**The exercise:** Copy out each line that has "Intensity" in it.

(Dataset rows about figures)
__________

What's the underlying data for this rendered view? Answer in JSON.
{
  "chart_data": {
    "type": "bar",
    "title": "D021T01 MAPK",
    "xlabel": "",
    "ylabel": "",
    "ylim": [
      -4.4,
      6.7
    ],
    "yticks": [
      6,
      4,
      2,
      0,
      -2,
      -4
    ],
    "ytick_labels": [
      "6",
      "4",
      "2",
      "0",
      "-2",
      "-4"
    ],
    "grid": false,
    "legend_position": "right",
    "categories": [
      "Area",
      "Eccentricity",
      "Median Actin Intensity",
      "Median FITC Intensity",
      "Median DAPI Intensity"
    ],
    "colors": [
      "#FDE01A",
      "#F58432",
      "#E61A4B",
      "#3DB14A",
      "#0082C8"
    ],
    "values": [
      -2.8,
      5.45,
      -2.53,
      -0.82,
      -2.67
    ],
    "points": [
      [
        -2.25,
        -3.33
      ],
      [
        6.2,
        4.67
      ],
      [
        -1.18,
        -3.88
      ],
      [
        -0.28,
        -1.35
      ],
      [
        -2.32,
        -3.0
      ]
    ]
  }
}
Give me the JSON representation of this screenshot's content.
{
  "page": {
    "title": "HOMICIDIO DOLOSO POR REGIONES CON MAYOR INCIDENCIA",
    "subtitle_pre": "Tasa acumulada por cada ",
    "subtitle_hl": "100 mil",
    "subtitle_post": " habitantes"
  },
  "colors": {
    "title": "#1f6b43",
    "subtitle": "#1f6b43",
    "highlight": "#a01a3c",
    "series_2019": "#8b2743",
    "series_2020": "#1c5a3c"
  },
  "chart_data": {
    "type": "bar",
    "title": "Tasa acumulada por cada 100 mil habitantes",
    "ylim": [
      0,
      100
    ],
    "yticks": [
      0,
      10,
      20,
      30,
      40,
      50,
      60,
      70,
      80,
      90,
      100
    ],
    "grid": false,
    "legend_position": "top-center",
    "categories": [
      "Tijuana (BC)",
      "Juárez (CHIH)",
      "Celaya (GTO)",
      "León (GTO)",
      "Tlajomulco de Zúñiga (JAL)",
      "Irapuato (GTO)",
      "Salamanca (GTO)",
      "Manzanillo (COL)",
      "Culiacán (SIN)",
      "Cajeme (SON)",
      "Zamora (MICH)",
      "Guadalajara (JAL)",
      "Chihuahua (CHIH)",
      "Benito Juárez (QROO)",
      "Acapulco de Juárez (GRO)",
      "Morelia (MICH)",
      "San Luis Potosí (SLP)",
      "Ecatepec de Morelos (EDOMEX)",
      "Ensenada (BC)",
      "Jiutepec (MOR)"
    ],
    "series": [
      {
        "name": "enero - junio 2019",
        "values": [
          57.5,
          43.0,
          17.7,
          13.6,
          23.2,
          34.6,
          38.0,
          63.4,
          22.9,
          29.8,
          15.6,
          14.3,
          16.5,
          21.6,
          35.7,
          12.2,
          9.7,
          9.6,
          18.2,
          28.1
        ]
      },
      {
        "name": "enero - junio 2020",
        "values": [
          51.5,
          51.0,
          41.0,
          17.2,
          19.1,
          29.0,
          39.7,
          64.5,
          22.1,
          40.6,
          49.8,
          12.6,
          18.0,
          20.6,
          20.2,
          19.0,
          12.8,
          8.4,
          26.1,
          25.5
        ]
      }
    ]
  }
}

__________

**Answer for this exercise:**
      "Median Actin Intensity",
      "Median FITC Intensity",
      "Median DAPI Intensity"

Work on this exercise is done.